What to do —
From the entries below, copy every line holding the word "Ryan".

Lines of data —
* Begin *
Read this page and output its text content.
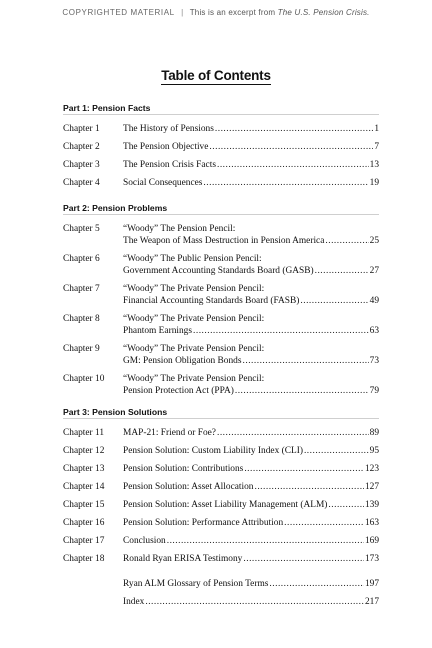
COPYRIGHTED MATERIAL | This is an excerpt from The U.S. Pension Crisis.
Table of Contents
Part 1: Pension Facts
Chapter 1	The History of Pensions .....	1
Chapter 2	The Pension Objective .....	7
Chapter 3	The Pension Crisis Facts .....	13
Chapter 4	Social Consequences .....	19
Part 2: Pension Problems
Chapter 5	“Woody” The Pension Pencil:
The Weapon of Mass Destruction in Pension America .....	25
Chapter 6	“Woody” The Public Pension Pencil:
Government Accounting Standards Board (GASB) .....	27
Chapter 7	“Woody” The Private Pension Pencil:
Financial Accounting Standards Board (FASB) .....	49
Chapter 8	“Woody” The Private Pension Pencil:
Phantom Earnings .....	63
Chapter 9	“Woody” The Private Pension Pencil:
GM: Pension Obligation Bonds .....	73
Chapter 10	“Woody” The Private Pension Pencil:
Pension Protection Act (PPA) .....	79
Part 3: Pension Solutions
Chapter 11	MAP-21: Friend or Foe? .....	89
Chapter 12	Pension Solution: Custom Liability Index (CLI) .....	95
Chapter 13	Pension Solution: Contributions .....	123
Chapter 14	Pension Solution: Asset Allocation .....	127
Chapter 15	Pension Solution: Asset Liability Management (ALM) .....	139
Chapter 16	Pension Solution: Performance Attribution .....	163
Chapter 17	Conclusion .....	169
Chapter 18	Ronald Ryan ERISA Testimony .....	173
Ryan ALM Glossary of Pension Terms .....	197
Index .....	217
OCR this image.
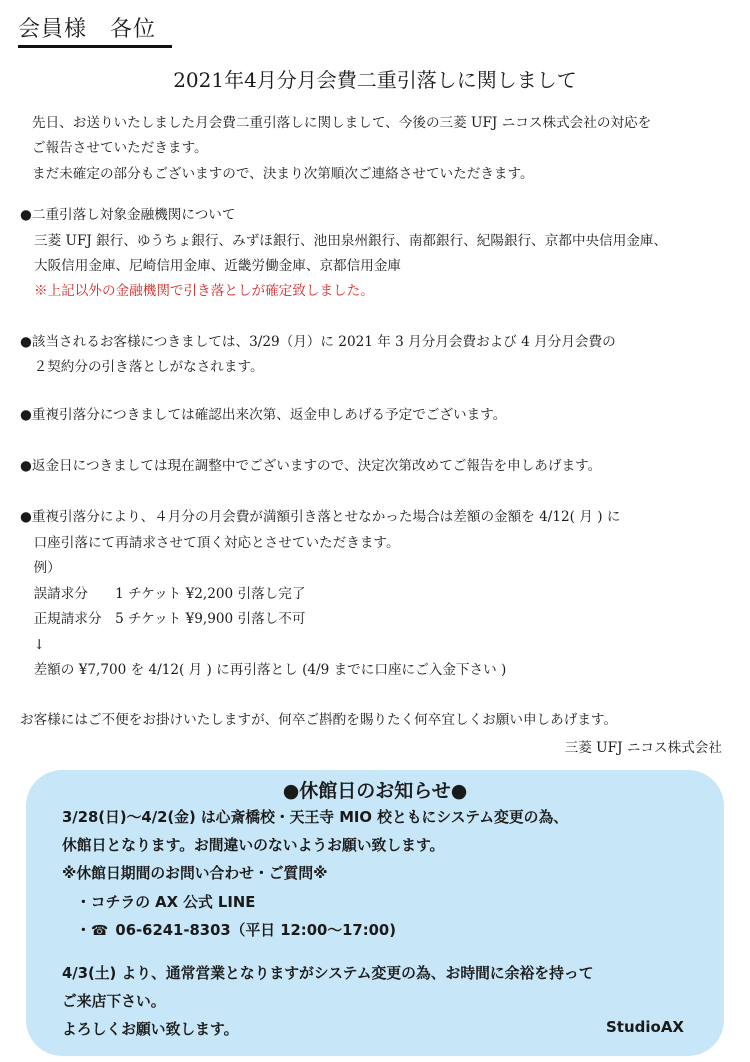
会員様　各位
2021年4月分月会費二重引落しに関しまして
先日、お送りいたしました月会費二重引落しに関しまして、今後の三菱 UFJ ニコス株式会社の対応を
ご報告させていただきます。
まだ未確定の部分もございますので、決まり次第順次ご連絡させていただきます。
●二重引落し対象金融機関について
三菱 UFJ 銀行、ゆうちょ銀行、みずほ銀行、池田泉州銀行、南都銀行、紀陽銀行、京都中央信用金庫、
大阪信用金庫、尼崎信用金庫、近畿労働金庫、京都信用金庫
※上記以外の金融機関で引き落としが確定致しました。
●該当されるお客様につきましては、3/29（月）に 2021 年 3 月分月会費および 4 月分月会費の
　２契約分の引き落としがなされます。
●重複引落分につきましては確認出来次第、返金申しあげる予定でございます。
●返金日につきましては現在調整中でございますので、決定次第改めてご報告を申しあげます。
●重複引落分により、４月分の月会費が満額引き落とせなかった場合は差額の金額を 4/12( 月 ) に
　口座引落にて再請求させて頂く対応とさせていただきます。
　例）
　誤請求分　　1 チケット ¥2,200 引落し完了
　正規請求分　5 チケット ¥9,900 引落し不可
　↓
　差額の ¥7,700 を 4/12( 月 ) に再引落とし (4/9 までに口座にご入金下さい )
お客様にはご不便をお掛けいたしますが、何卒ご斟酌を賜りたく何卒宜しくお願い申しあげます。
三菱 UFJ ニコス株式会社
●休館日のお知らせ●
3/28(日)～4/2(金) は心斎橋校・天王寺 MIO 校ともにシステム変更の為、
休館日となります。お間違いのないようお願い致します。
※休館日期間のお問い合わせ・ご質問※
・コチラの AX 公式 LINE
・☎ 06-6241-8303（平日 12:00～17:00)
4/3(土) より、通常営業となりますがシステム変更の為、お時間に余裕を持って
ご来店下さい。
よろしくお願い致します。	StudioAX
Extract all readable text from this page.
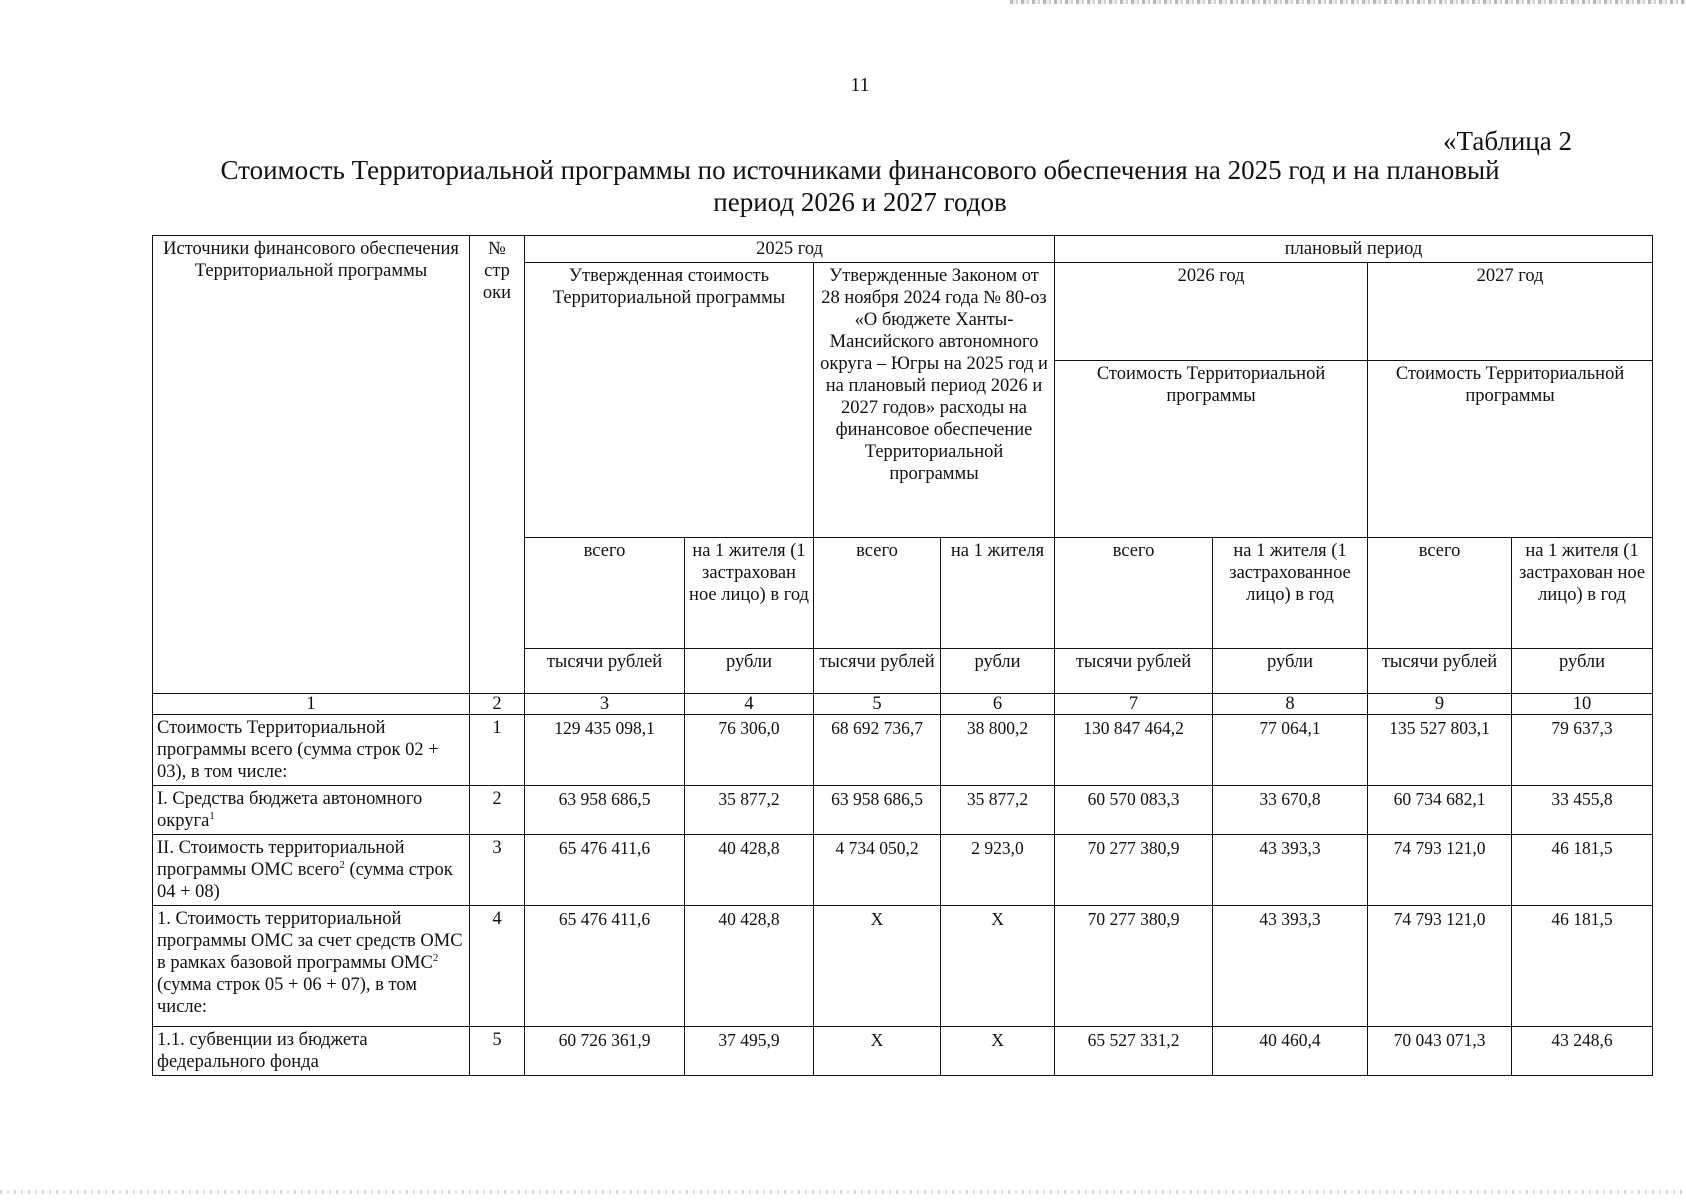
11
«Таблица 2
Стоимость Территориальной программы по источниками финансового обеспечения на 2025 год и на плановый
период 2026 и 2027 годов
Источники финансового обеспечения Территориальной программы	№ стр оки	2025 год				плановый период			
		Утвержденная стоимость Территориальной программы		Утвержденные Законом от 28 ноября 2024 года № 80-оз «О бюджете Ханты-Мансийского автономного округа – Югры на 2025 год и на плановый период 2026 и 2027 годов» расходы на финансовое обеспечение Территориальной программы		2026 год		2027 год	
						Стоимость Территориальной программы		Стоимость Территориальной программы	
		всего	на 1 жителя (1 застрахован ное лицо) в год	всего	на 1 жителя	всего	на 1 жителя (1 застрахованное лицо) в год	всего	на 1 жителя (1 застрахован ное лицо) в год
		тысячи рублей	рубли	тысячи рублей	рубли	тысячи рублей	рубли	тысячи рублей	рубли
1	2	3	4	5	6	7	8	9	10
Стоимость Территориальной программы всего (сумма строк 02 + 03), в том числе:	1	129 435 098,1	76 306,0	68 692 736,7	38 800,2	130 847 464,2	77 064,1	135 527 803,1	79 637,3
I. Средства бюджета автономного округа$^1$	2	63 958 686,5	35 877,2	63 958 686,5	35 877,2	60 570 083,3	33 670,8	60 734 682,1	33 455,8
II. Стоимость территориальной программы ОМС всего$^2$ (сумма строк 04 + 08)	3	65 476 411,6	40 428,8	4 734 050,2	2 923,0	70 277 380,9	43 393,3	74 793 121,0	46 181,5
1. Стоимость территориальной программы ОМС за счет средств ОМС в рамках базовой программы ОМС$^2$ (сумма строк 05 + 06 + 07), в том числе:	4	65 476 411,6	40 428,8	X	X	70 277 380,9	43 393,3	74 793 121,0	46 181,5
1.1. субвенции из бюджета федерального фонда	5	60 726 361,9	37 495,9	X	X	65 527 331,2	40 460,4	70 043 071,3	43 248,6
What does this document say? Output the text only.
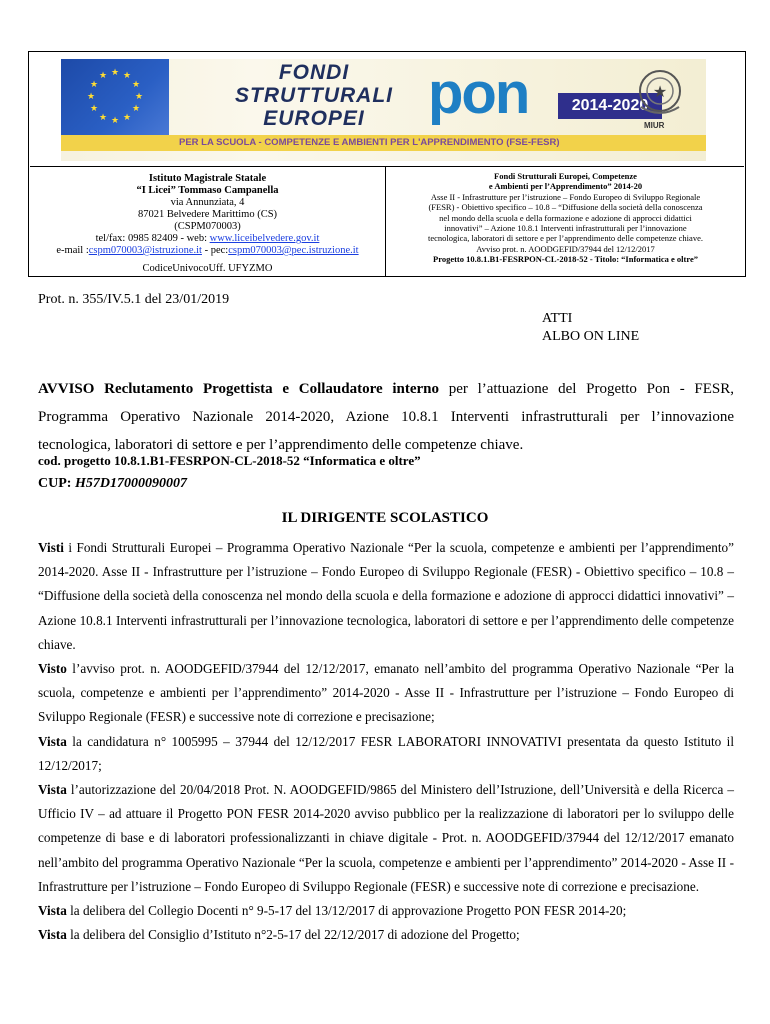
★ ★
★
★
★
★
★
★
★
★
★
★	FONDI
STRUTTURALI
EUROPEI	pon	2014-2020
★
MIUR
PER LA SCUOLA - COMPETENZE E AMBIENTI PER L'APPRENDIMENTO (FSE-FESR)
Istituto Magistrale Statale
“I Licei” Tommaso Campanella
via Annunziata, 4
87021 Belvedere Marittimo (CS)
(CSPM070003)
tel/fax: 0985 82409 - web: www.liceibelvedere.gov.it
e-mail :cspm070003@istruzione.it - pec:cspm070003@pec.istruzione.it
CodiceUnivocoUff. UFYZMO
Fondi Strutturali Europei, Competenze
e Ambienti per l’Apprendimento” 2014-20
Asse II - Infrastrutture per l’istruzione – Fondo Europeo di Sviluppo Regionale
(FESR) - Obiettivo specifico – 10.8 – “Diffusione della società della conoscenza
nel mondo della scuola e della formazione e adozione di approcci didattici
innovativi” – Azione 10.8.1 Interventi infrastrutturali per l’innovazione
tecnologica, laboratori di settore e per l’apprendimento delle competenze chiave.
Avviso prot. n. AOODGEFID/37944 del 12/12/2017
Progetto 10.8.1.B1-FESRPON-CL-2018-52 - Titolo: “Informatica e oltre”
Prot. n. 355/IV.5.1 del 23/01/2019
ATTI
ALBO ON LINE
AVVISO Reclutamento Progettista e Collaudatore interno per l’attuazione del Progetto Pon - FESR, Programma Operativo Nazionale 2014-2020, Azione 10.8.1 Interventi infrastrutturali per l’innovazione tecnologica, laboratori di settore e per l’apprendimento delle competenze chiave.
cod. progetto 10.8.1.B1-FESRPON-CL-2018-52 “Informatica e oltre”
CUP: H57D17000090007
IL DIRIGENTE SCOLASTICO

Visti i Fondi Strutturali Europei – Programma Operativo Nazionale “Per la scuola, competenze e ambienti per l’apprendimento” 2014-2020. Asse II - Infrastrutture per l’istruzione – Fondo Europeo di Sviluppo Regionale (FESR) - Obiettivo specifico – 10.8 – “Diffusione della società della conoscenza nel mondo della scuola e della formazione e adozione di approcci didattici innovativi” – Azione 10.8.1 Interventi infrastrutturali per l’innovazione tecnologica, laboratori di settore e per l’apprendimento delle competenze chiave.

Visto l’avviso prot. n. AOODGEFID/37944 del 12/12/2017, emanato nell’ambito del programma Operativo Nazionale “Per la scuola, competenze e ambienti per l’apprendimento” 2014-2020 - Asse II - Infrastrutture per l’istruzione – Fondo Europeo di Sviluppo Regionale (FESR) e successive note di correzione e precisazione;

Vista la candidatura n° 1005995 – 37944 del 12/12/2017 FESR LABORATORI INNOVATIVI presentata da questo Istituto il 12/12/2017;

Vista l’autorizzazione del 20/04/2018 Prot. N. AOODGEFID/9865 del Ministero dell’Istruzione, dell’Università e della Ricerca – Ufficio IV – ad attuare il Progetto PON FESR 2014-2020 avviso pubblico per la realizzazione di laboratori per lo sviluppo delle competenze di base e di laboratori professionalizzanti in chiave digitale - Prot. n. AOODGEFID/37944 del 12/12/2017 emanato nell’ambito del programma Operativo Nazionale “Per la scuola, competenze e ambienti per l’apprendimento” 2014-2020 - Asse II - Infrastrutture per l’istruzione – Fondo Europeo di Sviluppo Regionale (FESR) e successive note di correzione e precisazione.

Vista la delibera del Collegio Docenti n° 9-5-17 del 13/12/2017 di approvazione Progetto PON FESR 2014-20;

Vista la delibera del Consiglio d’Istituto n°2-5-17 del 22/12/2017 di adozione del Progetto;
* End *
Completed task —
Chapter 18	Ronald Ryan ERISA Testimony .....	173
Ryan ALM Glossary of Pension Terms .....	197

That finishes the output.